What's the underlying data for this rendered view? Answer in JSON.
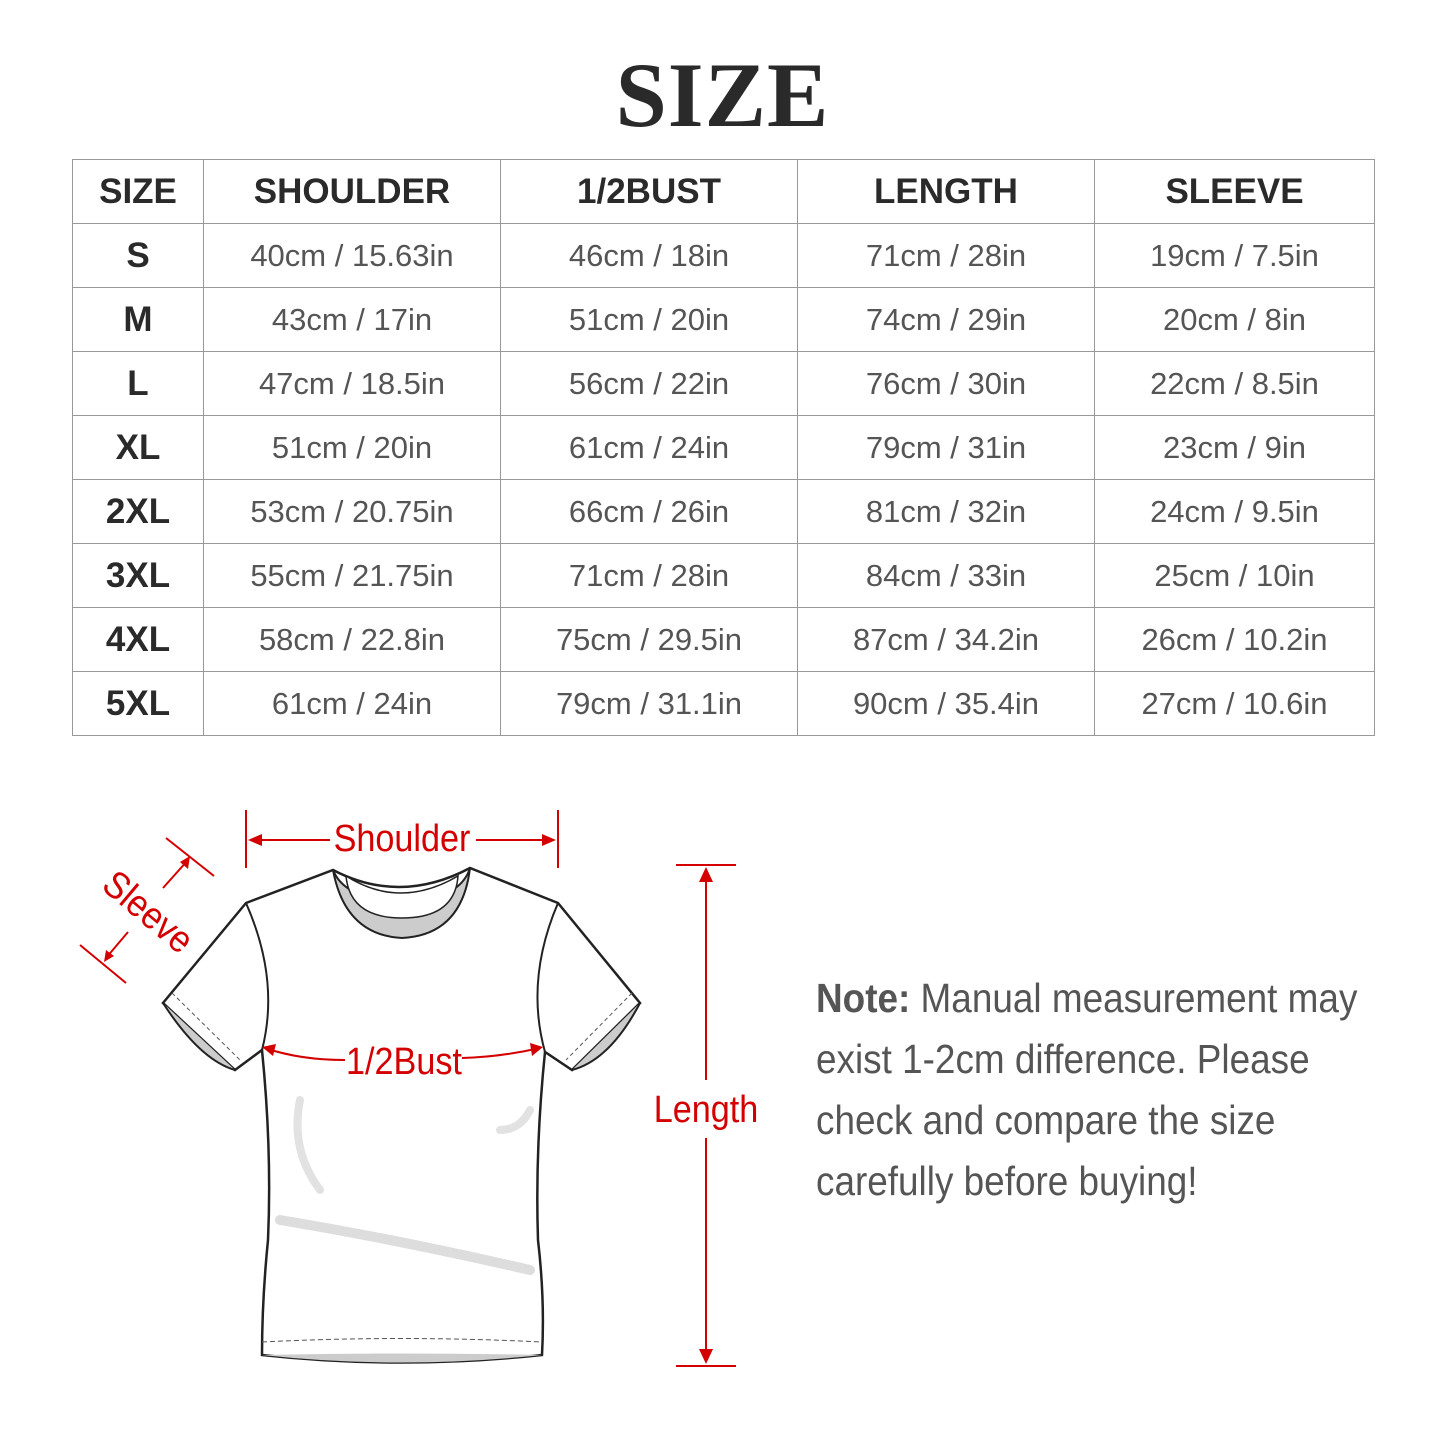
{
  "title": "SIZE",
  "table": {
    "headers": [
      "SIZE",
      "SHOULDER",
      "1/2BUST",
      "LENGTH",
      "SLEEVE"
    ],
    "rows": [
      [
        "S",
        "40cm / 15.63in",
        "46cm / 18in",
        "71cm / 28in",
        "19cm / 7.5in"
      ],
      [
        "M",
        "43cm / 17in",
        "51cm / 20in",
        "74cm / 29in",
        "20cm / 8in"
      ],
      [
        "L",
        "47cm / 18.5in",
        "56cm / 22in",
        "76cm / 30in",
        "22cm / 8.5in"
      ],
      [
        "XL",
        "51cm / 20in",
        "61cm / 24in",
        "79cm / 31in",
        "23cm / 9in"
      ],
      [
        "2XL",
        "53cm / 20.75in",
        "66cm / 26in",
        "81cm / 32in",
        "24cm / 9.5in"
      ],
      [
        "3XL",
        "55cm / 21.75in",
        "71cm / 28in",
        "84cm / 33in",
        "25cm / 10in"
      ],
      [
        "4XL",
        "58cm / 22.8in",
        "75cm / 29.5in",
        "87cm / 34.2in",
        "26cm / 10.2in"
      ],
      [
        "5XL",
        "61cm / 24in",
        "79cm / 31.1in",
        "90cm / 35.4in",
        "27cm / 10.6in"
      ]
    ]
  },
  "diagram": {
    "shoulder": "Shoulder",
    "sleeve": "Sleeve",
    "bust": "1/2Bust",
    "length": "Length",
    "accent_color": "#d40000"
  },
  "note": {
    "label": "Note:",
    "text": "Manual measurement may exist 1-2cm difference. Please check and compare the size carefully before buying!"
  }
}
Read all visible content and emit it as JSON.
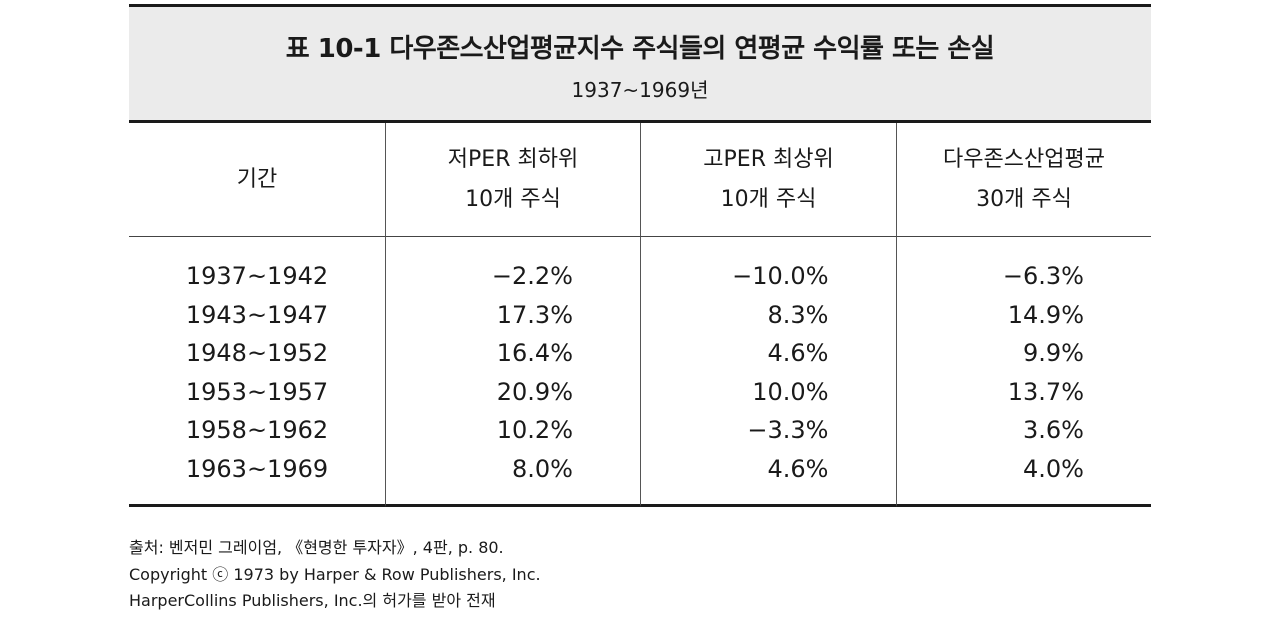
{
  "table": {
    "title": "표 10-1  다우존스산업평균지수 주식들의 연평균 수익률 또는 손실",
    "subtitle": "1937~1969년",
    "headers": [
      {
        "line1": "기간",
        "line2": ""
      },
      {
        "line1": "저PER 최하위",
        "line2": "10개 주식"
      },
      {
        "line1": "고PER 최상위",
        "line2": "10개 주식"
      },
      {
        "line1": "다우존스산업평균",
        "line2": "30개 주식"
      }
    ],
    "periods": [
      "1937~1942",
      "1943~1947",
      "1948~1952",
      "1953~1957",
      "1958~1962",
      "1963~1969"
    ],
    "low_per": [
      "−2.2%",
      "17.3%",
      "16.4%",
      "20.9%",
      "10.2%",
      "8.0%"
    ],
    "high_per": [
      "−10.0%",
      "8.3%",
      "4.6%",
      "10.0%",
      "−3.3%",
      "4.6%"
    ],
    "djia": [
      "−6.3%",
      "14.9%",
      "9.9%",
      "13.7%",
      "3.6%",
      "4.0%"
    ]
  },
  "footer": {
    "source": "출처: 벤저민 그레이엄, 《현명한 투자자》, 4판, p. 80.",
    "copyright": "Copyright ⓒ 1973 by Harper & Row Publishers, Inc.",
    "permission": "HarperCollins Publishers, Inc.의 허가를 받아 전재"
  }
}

┄┄┄┄┄┄┄┄┄┄┄┄┄┄┄┄┄┄┄┄

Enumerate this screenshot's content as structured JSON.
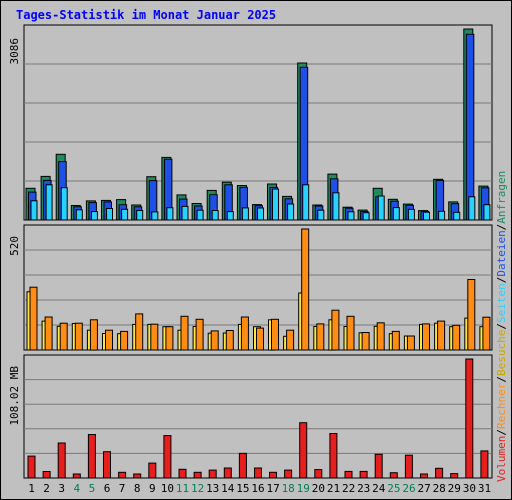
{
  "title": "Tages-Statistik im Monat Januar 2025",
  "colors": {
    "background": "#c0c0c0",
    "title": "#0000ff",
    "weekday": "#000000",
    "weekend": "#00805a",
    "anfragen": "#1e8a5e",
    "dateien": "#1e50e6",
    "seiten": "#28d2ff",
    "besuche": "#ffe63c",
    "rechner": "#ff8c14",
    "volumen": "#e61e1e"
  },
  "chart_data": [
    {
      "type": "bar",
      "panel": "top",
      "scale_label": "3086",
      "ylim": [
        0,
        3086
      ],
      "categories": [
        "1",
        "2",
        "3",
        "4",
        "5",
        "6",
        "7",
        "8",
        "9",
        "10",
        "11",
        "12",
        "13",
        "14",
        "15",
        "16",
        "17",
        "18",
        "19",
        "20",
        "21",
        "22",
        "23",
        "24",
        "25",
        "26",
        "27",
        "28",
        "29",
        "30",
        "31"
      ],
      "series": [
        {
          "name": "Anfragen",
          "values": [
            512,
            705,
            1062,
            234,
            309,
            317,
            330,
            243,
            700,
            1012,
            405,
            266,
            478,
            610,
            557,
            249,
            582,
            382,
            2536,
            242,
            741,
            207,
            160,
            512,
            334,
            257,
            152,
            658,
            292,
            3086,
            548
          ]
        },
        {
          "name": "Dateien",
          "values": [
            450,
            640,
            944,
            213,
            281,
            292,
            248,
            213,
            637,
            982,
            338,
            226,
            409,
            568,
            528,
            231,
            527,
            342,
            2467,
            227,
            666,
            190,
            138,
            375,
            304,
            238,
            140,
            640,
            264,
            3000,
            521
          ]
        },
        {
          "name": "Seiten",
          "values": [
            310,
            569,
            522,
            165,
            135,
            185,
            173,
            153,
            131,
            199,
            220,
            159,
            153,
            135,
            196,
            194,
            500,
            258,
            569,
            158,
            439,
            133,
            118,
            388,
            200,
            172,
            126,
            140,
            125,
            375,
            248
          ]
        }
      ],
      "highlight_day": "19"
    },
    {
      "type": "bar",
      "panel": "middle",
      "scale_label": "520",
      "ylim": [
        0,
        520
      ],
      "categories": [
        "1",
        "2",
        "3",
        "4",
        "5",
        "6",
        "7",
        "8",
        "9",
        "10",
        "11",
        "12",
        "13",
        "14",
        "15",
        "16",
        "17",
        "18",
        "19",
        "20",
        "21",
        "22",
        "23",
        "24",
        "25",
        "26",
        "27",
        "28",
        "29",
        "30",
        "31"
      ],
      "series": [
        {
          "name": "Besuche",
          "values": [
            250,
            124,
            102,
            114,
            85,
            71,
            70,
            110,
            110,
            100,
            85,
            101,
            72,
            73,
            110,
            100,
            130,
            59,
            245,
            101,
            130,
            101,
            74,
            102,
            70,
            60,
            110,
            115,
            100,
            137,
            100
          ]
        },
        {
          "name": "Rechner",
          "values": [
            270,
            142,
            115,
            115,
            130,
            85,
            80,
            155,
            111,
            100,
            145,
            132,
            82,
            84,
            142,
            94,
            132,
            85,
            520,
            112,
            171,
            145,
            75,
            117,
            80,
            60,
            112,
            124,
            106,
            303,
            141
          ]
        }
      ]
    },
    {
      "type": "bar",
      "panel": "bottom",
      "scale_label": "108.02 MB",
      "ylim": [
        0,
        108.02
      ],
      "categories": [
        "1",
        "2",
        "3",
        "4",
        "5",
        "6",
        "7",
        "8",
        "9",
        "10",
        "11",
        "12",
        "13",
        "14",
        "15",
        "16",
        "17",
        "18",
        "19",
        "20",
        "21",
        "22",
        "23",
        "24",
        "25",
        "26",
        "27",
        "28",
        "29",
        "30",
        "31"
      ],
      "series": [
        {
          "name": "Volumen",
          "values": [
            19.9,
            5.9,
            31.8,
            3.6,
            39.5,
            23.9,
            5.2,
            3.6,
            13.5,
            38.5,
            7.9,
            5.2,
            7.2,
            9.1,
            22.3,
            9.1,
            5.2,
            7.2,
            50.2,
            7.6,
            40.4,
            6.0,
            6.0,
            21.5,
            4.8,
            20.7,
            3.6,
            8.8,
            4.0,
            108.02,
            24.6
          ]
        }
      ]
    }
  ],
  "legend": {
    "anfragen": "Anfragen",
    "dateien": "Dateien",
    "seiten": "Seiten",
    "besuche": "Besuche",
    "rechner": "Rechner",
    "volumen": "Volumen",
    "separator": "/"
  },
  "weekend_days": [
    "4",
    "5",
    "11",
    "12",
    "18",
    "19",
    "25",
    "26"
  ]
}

┄┄┄┄┄┄┄┄┄┄┄┄┄┄┄┄┄┄┄┄

**THE REQUEST**
Return from the data every line that holds "JSON".

**FULL RESPONSE**
What's the underlying data for this rendered view? Answer in JSON.
Read all visible content and emit it as JSON.
Enumerate this screenshot's content as structured JSON.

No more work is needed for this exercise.